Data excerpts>

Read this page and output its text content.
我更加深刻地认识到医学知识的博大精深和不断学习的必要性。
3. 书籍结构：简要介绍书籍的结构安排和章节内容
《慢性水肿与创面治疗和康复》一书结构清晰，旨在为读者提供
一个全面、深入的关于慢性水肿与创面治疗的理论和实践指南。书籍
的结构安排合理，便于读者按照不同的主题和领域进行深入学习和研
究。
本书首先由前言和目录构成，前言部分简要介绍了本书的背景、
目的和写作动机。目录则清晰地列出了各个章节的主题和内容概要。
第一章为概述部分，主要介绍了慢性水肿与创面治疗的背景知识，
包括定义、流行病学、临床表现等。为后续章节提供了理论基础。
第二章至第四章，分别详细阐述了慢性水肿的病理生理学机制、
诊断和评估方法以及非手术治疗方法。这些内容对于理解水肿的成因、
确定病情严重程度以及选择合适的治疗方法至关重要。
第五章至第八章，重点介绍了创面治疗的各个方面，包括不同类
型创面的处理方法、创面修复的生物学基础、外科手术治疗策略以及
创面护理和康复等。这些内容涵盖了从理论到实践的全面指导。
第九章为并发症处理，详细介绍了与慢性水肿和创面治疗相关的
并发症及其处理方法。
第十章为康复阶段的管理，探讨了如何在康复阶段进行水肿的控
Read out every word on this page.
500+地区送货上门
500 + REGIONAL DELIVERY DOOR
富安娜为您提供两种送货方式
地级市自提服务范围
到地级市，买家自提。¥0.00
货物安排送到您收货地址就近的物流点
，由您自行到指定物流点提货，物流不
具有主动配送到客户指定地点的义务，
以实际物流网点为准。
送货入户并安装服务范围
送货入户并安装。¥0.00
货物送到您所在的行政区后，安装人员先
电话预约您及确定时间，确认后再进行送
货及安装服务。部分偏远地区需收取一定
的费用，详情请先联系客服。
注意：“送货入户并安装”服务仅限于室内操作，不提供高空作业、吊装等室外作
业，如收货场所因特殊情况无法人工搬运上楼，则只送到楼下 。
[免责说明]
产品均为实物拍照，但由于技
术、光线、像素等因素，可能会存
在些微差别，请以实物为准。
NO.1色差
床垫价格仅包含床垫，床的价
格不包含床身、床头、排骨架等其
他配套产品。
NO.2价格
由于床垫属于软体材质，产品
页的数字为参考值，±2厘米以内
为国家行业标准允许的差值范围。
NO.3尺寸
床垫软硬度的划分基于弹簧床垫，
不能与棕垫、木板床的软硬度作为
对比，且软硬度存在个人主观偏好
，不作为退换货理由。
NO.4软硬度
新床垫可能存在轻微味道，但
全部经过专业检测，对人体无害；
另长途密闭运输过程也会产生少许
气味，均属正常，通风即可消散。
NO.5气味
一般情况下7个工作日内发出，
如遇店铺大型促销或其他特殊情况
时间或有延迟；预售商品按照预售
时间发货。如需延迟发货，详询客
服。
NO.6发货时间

WHAT IS ASKED>
Pull every line holding "page" out of the records.

WRITTEN ANSWER>
Read this page and output its text content.
Read out every word on this page.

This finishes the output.